— Task instructions —
Write out every line of these records again, swapping each "weekly-bar" for "weekly-column" and leaving everything else unchanged.

Material to process start

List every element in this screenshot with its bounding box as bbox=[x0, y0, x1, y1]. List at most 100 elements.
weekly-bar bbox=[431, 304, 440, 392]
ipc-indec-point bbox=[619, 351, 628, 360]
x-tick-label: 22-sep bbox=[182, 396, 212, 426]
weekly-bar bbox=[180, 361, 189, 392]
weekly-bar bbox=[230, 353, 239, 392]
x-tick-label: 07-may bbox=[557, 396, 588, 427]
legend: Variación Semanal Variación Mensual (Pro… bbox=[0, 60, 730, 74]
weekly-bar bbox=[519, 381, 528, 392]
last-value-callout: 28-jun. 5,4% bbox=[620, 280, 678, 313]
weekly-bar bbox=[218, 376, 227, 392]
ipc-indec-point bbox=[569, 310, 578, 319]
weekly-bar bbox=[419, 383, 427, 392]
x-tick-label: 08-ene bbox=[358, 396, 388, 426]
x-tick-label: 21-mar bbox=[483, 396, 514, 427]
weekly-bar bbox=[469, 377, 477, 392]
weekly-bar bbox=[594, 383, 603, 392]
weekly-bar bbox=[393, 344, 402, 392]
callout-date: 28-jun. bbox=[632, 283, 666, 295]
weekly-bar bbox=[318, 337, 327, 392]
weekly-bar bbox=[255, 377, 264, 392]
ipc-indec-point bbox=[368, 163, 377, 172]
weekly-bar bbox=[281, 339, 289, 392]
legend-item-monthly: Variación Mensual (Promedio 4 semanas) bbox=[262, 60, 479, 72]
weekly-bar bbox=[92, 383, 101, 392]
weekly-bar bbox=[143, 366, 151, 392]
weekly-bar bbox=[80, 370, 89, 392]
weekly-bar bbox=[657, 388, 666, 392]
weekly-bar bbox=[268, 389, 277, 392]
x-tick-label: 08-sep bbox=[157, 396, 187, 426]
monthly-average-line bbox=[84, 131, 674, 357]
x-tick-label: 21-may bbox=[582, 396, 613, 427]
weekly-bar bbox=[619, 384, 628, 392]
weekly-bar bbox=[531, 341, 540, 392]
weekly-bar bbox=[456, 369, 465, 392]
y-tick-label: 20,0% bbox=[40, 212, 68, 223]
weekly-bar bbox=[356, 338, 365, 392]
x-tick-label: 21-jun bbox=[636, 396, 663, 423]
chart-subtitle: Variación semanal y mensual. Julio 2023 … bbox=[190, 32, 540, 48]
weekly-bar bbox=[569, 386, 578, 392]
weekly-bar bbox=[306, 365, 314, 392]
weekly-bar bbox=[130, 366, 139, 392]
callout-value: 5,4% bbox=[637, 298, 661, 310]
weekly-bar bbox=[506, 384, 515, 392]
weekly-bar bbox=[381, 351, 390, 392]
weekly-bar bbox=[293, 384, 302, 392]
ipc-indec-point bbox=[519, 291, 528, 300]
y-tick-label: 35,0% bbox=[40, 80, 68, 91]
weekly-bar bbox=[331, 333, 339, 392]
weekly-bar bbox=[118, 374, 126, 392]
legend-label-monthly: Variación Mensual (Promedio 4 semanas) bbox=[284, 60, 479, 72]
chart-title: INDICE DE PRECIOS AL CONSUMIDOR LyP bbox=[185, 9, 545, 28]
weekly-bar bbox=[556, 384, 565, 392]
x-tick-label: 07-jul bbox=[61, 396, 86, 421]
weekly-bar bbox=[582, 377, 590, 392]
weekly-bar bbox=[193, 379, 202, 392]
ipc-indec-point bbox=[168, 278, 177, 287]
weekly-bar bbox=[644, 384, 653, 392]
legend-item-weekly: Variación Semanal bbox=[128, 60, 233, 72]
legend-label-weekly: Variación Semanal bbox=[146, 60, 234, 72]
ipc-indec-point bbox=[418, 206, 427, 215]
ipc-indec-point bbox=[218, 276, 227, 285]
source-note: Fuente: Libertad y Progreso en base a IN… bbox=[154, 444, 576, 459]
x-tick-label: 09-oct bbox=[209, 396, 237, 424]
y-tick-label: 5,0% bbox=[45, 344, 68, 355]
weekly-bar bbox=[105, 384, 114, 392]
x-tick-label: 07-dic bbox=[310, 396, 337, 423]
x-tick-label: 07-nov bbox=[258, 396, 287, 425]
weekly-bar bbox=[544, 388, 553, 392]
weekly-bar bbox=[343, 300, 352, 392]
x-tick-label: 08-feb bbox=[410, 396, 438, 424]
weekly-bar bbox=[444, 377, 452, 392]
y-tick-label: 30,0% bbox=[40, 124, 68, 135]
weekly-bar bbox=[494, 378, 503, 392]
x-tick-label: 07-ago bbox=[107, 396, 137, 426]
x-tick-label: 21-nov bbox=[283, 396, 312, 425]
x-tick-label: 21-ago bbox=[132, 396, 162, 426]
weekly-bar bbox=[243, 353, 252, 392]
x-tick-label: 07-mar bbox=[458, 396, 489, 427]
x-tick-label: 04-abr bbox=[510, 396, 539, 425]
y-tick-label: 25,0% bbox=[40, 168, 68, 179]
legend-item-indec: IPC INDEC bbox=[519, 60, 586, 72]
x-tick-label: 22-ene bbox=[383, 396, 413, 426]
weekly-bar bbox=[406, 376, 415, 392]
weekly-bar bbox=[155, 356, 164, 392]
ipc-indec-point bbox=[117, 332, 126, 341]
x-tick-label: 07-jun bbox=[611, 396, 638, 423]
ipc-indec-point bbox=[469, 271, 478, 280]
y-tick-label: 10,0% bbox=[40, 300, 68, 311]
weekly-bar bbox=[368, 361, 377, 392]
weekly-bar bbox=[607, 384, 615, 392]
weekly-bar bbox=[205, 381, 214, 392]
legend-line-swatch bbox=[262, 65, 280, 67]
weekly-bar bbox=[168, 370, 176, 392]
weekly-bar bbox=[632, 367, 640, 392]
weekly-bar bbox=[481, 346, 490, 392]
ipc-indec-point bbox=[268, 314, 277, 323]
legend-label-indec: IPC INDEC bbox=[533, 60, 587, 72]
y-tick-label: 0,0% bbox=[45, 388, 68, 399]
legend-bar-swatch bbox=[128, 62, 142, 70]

Material to process end

— Exercise result —
List every element in this screenshot with its bounding box as bbox=[x0, y0, x1, y1]. List at most 100 elements.
weekly-column bbox=[431, 304, 440, 392]
ipc-indec-point bbox=[619, 351, 628, 360]
x-tick-label: 22-sep bbox=[182, 396, 212, 426]
weekly-column bbox=[180, 361, 189, 392]
weekly-column bbox=[230, 353, 239, 392]
x-tick-label: 07-may bbox=[557, 396, 588, 427]
legend: Variación Semanal Variación Mensual (Pro… bbox=[0, 60, 730, 74]
weekly-column bbox=[519, 381, 528, 392]
last-value-callout: 28-jun. 5,4% bbox=[620, 280, 678, 313]
weekly-column bbox=[218, 376, 227, 392]
ipc-indec-point bbox=[569, 310, 578, 319]
weekly-column bbox=[419, 383, 427, 392]
x-tick-label: 08-ene bbox=[358, 396, 388, 426]
x-tick-label: 21-mar bbox=[483, 396, 514, 427]
weekly-column bbox=[469, 377, 477, 392]
weekly-column bbox=[594, 383, 603, 392]
weekly-column bbox=[393, 344, 402, 392]
callout-date: 28-jun. bbox=[632, 283, 666, 295]
weekly-column bbox=[318, 337, 327, 392]
weekly-column bbox=[255, 377, 264, 392]
ipc-indec-point bbox=[368, 163, 377, 172]
weekly-column bbox=[281, 339, 289, 392]
legend-item-monthly: Variación Mensual (Promedio 4 semanas) bbox=[262, 60, 479, 72]
weekly-column bbox=[92, 383, 101, 392]
weekly-column bbox=[143, 366, 151, 392]
weekly-column bbox=[80, 370, 89, 392]
weekly-column bbox=[657, 388, 666, 392]
weekly-column bbox=[268, 389, 277, 392]
x-tick-label: 08-sep bbox=[157, 396, 187, 426]
monthly-average-line bbox=[84, 131, 674, 357]
x-tick-label: 21-may bbox=[582, 396, 613, 427]
weekly-column bbox=[619, 384, 628, 392]
weekly-column bbox=[531, 341, 540, 392]
weekly-column bbox=[456, 369, 465, 392]
y-tick-label: 20,0% bbox=[40, 212, 68, 223]
weekly-column bbox=[356, 338, 365, 392]
x-tick-label: 21-jun bbox=[636, 396, 663, 423]
chart-subtitle: Variación semanal y mensual. Julio 2023 … bbox=[190, 32, 540, 48]
weekly-column bbox=[569, 386, 578, 392]
weekly-column bbox=[306, 365, 314, 392]
weekly-column bbox=[130, 366, 139, 392]
callout-value: 5,4% bbox=[637, 298, 661, 310]
weekly-column bbox=[506, 384, 515, 392]
weekly-column bbox=[381, 351, 390, 392]
weekly-column bbox=[293, 384, 302, 392]
ipc-indec-point bbox=[519, 291, 528, 300]
y-tick-label: 35,0% bbox=[40, 80, 68, 91]
weekly-column bbox=[331, 333, 339, 392]
weekly-column bbox=[118, 374, 126, 392]
legend-label-monthly: Variación Mensual (Promedio 4 semanas) bbox=[284, 60, 479, 72]
chart-title: INDICE DE PRECIOS AL CONSUMIDOR LyP bbox=[185, 9, 545, 28]
weekly-column bbox=[556, 384, 565, 392]
x-tick-label: 07-jul bbox=[61, 396, 86, 421]
weekly-column bbox=[582, 377, 590, 392]
weekly-column bbox=[193, 379, 202, 392]
ipc-indec-point bbox=[168, 278, 177, 287]
weekly-column bbox=[644, 384, 653, 392]
legend-item-weekly: Variación Semanal bbox=[128, 60, 233, 72]
legend-label-weekly: Variación Semanal bbox=[146, 60, 234, 72]
ipc-indec-point bbox=[418, 206, 427, 215]
ipc-indec-point bbox=[218, 276, 227, 285]
source-note: Fuente: Libertad y Progreso en base a IN… bbox=[154, 444, 576, 459]
x-tick-label: 09-oct bbox=[209, 396, 237, 424]
y-tick-label: 5,0% bbox=[45, 344, 68, 355]
weekly-column bbox=[105, 384, 114, 392]
x-tick-label: 07-dic bbox=[310, 396, 337, 423]
x-tick-label: 07-nov bbox=[258, 396, 287, 425]
weekly-column bbox=[544, 388, 553, 392]
weekly-column bbox=[343, 300, 352, 392]
x-tick-label: 08-feb bbox=[410, 396, 438, 424]
weekly-column bbox=[444, 377, 452, 392]
y-tick-label: 30,0% bbox=[40, 124, 68, 135]
weekly-column bbox=[494, 378, 503, 392]
x-tick-label: 07-ago bbox=[107, 396, 137, 426]
x-tick-label: 21-nov bbox=[283, 396, 312, 425]
x-tick-label: 21-ago bbox=[132, 396, 162, 426]
weekly-column bbox=[243, 353, 252, 392]
x-tick-label: 07-mar bbox=[458, 396, 489, 427]
x-tick-label: 04-abr bbox=[510, 396, 539, 425]
y-tick-label: 25,0% bbox=[40, 168, 68, 179]
legend-item-indec: IPC INDEC bbox=[519, 60, 586, 72]
x-tick-label: 22-ene bbox=[383, 396, 413, 426]
weekly-column bbox=[406, 376, 415, 392]
weekly-column bbox=[155, 356, 164, 392]
ipc-indec-point bbox=[117, 332, 126, 341]
x-tick-label: 07-jun bbox=[611, 396, 638, 423]
ipc-indec-point bbox=[469, 271, 478, 280]
y-tick-label: 10,0% bbox=[40, 300, 68, 311]
weekly-column bbox=[368, 361, 377, 392]
weekly-column bbox=[607, 384, 615, 392]
weekly-column bbox=[205, 381, 214, 392]
legend-line-swatch bbox=[262, 65, 280, 67]
weekly-column bbox=[168, 370, 176, 392]
weekly-column bbox=[632, 367, 640, 392]
weekly-column bbox=[481, 346, 490, 392]
ipc-indec-point bbox=[268, 314, 277, 323]
legend-label-indec: IPC INDEC bbox=[533, 60, 587, 72]
y-tick-label: 0,0% bbox=[45, 388, 68, 399]
legend-bar-swatch bbox=[128, 62, 142, 70]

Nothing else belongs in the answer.